_EXERCISE INPUTS_
<<<<
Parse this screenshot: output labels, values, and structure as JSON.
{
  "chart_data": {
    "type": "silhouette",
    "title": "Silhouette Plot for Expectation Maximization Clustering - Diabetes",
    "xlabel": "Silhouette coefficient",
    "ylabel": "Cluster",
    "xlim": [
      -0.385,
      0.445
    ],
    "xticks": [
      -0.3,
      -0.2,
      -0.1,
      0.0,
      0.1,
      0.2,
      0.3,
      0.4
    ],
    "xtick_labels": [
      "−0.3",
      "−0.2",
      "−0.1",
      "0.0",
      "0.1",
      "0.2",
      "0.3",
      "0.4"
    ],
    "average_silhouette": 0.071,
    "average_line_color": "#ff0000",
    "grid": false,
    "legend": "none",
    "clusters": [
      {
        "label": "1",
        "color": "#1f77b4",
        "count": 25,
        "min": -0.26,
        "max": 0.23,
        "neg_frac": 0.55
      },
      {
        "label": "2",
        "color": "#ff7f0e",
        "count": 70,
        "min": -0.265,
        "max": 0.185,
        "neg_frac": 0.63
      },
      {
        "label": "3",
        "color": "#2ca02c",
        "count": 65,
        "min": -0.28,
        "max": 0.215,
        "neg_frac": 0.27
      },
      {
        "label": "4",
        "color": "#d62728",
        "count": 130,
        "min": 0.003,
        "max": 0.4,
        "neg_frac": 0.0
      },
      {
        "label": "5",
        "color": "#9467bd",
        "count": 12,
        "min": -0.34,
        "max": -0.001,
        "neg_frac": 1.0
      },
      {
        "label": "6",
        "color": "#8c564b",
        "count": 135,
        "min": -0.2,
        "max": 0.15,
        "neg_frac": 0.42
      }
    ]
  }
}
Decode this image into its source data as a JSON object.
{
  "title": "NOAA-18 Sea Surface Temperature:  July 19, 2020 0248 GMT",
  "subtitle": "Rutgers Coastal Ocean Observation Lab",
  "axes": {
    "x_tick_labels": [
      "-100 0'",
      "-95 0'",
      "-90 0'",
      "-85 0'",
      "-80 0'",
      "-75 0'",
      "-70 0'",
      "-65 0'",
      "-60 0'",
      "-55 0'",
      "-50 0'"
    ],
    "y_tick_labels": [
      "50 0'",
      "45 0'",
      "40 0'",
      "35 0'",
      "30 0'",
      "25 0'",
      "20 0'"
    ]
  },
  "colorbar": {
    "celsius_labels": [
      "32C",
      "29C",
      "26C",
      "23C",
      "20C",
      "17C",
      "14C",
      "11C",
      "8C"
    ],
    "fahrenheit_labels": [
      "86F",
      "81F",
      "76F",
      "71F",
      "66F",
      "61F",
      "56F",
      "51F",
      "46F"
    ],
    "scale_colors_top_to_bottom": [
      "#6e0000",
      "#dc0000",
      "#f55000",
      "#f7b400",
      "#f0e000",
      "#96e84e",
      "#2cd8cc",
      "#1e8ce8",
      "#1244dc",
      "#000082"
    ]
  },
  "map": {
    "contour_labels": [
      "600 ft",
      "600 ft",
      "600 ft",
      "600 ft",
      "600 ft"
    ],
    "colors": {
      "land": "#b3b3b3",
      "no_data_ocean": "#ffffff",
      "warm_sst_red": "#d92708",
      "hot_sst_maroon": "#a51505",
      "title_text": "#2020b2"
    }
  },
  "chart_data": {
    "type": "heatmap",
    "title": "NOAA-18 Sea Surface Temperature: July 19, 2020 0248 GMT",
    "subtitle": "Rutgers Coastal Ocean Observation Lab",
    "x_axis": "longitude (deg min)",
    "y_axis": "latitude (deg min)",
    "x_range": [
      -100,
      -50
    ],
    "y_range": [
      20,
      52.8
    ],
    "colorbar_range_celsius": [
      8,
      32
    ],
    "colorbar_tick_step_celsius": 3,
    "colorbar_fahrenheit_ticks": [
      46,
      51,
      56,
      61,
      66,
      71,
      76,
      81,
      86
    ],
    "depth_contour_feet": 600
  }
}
>>>>
Your task is to extract all of the records exactly.

_RESULT OF THIS EXERCISE_
Parse this screenshot: output labels, values, and structure as JSON.
{
  "chart_data": {
    "type": "silhouette",
    "title": "Silhouette Plot for Expectation Maximization Clustering - Diabetes",
    "xlabel": "Silhouette coefficient",
    "ylabel": "Cluster",
    "xlim": [
      -0.385,
      0.445
    ],
    "xticks": [
      -0.3,
      -0.2,
      -0.1,
      0.0,
      0.1,
      0.2,
      0.3,
      0.4
    ],
    "xtick_labels": [
      "−0.3",
      "−0.2",
      "−0.1",
      "0.0",
      "0.1",
      "0.2",
      "0.3",
      "0.4"
    ],
    "average_silhouette": 0.071,
    "average_line_color": "#ff0000",
    "grid": false,
    "legend": "none",
    "clusters": [
      {
        "label": "1",
        "color": "#1f77b4",
        "count": 25,
        "min": -0.26,
        "max": 0.23,
        "neg_frac": 0.55
      },
      {
        "label": "2",
        "color": "#ff7f0e",
        "count": 70,
        "min": -0.265,
        "max": 0.185,
        "neg_frac": 0.63
      },
      {
        "label": "3",
        "color": "#2ca02c",
        "count": 65,
        "min": -0.28,
        "max": 0.215,
        "neg_frac": 0.27
      },
      {
        "label": "4",
        "color": "#d62728",
        "count": 130,
        "min": 0.003,
        "max": 0.4,
        "neg_frac": 0.0
      },
      {
        "label": "5",
        "color": "#9467bd",
        "count": 12,
        "min": -0.34,
        "max": -0.001,
        "neg_frac": 1.0
      },
      {
        "label": "6",
        "color": "#8c564b",
        "count": 135,
        "min": -0.2,
        "max": 0.15,
        "neg_frac": 0.42
      }
    ]
  }
}
Decode this image into its source data as a JSON object.
{
  "title": "NOAA-18 Sea Surface Temperature:  July 19, 2020 0248 GMT",
  "subtitle": "Rutgers Coastal Ocean Observation Lab",
  "axes": {
    "x_tick_labels": [
      "-100 0'",
      "-95 0'",
      "-90 0'",
      "-85 0'",
      "-80 0'",
      "-75 0'",
      "-70 0'",
      "-65 0'",
      "-60 0'",
      "-55 0'",
      "-50 0'"
    ],
    "y_tick_labels": [
      "50 0'",
      "45 0'",
      "40 0'",
      "35 0'",
      "30 0'",
      "25 0'",
      "20 0'"
    ]
  },
  "colorbar": {
    "celsius_labels": [
      "32C",
      "29C",
      "26C",
      "23C",
      "20C",
      "17C",
      "14C",
      "11C",
      "8C"
    ],
    "fahrenheit_labels": [
      "86F",
      "81F",
      "76F",
      "71F",
      "66F",
      "61F",
      "56F",
      "51F",
      "46F"
    ],
    "scale_colors_top_to_bottom": [
      "#6e0000",
      "#dc0000",
      "#f55000",
      "#f7b400",
      "#f0e000",
      "#96e84e",
      "#2cd8cc",
      "#1e8ce8",
      "#1244dc",
      "#000082"
    ]
  },
  "map": {
    "contour_labels": [
      "600 ft",
      "600 ft",
      "600 ft",
      "600 ft",
      "600 ft"
    ],
    "colors": {
      "land": "#b3b3b3",
      "no_data_ocean": "#ffffff",
      "warm_sst_red": "#d92708",
      "hot_sst_maroon": "#a51505",
      "title_text": "#2020b2"
    }
  },
  "chart_data": {
    "type": "heatmap",
    "title": "NOAA-18 Sea Surface Temperature: July 19, 2020 0248 GMT",
    "subtitle": "Rutgers Coastal Ocean Observation Lab",
    "x_axis": "longitude (deg min)",
    "y_axis": "latitude (deg min)",
    "x_range": [
      -100,
      -50
    ],
    "y_range": [
      20,
      52.8
    ],
    "colorbar_range_celsius": [
      8,
      32
    ],
    "colorbar_tick_step_celsius": 3,
    "colorbar_fahrenheit_ticks": [
      46,
      51,
      56,
      61,
      66,
      71,
      76,
      81,
      86
    ],
    "depth_contour_feet": 600
  }
}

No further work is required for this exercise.